Using the data below, copy each line that includes the word "technical".

# # #

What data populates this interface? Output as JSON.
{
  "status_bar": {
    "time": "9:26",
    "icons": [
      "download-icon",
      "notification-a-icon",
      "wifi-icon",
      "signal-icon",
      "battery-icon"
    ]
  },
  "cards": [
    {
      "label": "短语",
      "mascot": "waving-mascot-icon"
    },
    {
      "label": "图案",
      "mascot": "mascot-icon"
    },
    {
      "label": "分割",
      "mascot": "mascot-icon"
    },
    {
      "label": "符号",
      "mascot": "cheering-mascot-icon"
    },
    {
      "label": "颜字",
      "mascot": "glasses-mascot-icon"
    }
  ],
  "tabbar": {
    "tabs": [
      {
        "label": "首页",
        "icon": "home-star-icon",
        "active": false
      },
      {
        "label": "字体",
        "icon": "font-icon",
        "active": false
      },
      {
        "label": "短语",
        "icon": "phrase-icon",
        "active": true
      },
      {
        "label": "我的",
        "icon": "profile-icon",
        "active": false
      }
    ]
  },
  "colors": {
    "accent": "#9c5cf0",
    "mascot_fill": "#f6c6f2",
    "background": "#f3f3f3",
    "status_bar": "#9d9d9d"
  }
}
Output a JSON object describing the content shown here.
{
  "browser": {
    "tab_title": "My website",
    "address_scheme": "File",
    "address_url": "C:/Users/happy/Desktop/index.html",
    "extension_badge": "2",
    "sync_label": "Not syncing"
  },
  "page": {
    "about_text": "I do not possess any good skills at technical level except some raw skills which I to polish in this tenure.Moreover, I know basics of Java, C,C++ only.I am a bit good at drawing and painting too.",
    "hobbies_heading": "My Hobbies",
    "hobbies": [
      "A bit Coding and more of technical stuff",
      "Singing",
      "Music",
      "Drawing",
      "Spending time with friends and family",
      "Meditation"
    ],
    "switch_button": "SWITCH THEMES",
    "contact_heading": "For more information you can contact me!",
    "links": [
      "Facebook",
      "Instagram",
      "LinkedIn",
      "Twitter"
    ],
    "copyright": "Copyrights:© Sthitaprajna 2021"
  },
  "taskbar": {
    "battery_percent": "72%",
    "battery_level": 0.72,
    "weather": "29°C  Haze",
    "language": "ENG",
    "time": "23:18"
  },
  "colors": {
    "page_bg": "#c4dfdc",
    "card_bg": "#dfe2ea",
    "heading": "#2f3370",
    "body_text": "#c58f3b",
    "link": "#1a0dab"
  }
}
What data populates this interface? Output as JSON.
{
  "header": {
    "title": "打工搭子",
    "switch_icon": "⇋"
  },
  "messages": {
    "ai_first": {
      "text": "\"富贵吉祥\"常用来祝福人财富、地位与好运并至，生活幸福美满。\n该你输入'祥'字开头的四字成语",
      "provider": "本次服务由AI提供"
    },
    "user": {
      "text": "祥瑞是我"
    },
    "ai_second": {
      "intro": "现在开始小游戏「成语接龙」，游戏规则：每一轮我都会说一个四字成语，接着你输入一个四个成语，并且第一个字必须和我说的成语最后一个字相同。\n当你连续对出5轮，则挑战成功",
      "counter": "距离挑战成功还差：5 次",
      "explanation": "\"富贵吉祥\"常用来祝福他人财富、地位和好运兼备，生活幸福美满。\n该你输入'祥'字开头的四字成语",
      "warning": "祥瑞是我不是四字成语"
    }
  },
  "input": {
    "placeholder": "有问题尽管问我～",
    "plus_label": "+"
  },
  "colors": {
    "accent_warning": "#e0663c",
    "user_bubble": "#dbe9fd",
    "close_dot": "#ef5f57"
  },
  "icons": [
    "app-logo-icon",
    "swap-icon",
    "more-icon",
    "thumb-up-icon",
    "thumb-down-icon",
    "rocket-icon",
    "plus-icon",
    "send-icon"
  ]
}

# # #

CORRECT RESPONSE
    "about_text": "I do not possess any good skills at technical level except some raw skills which I to polish in this tenure.Moreover, I know basics of Java, C,C++ only.I am a bit good at drawing and painting too.",
      "A bit Coding and more of technical stuff",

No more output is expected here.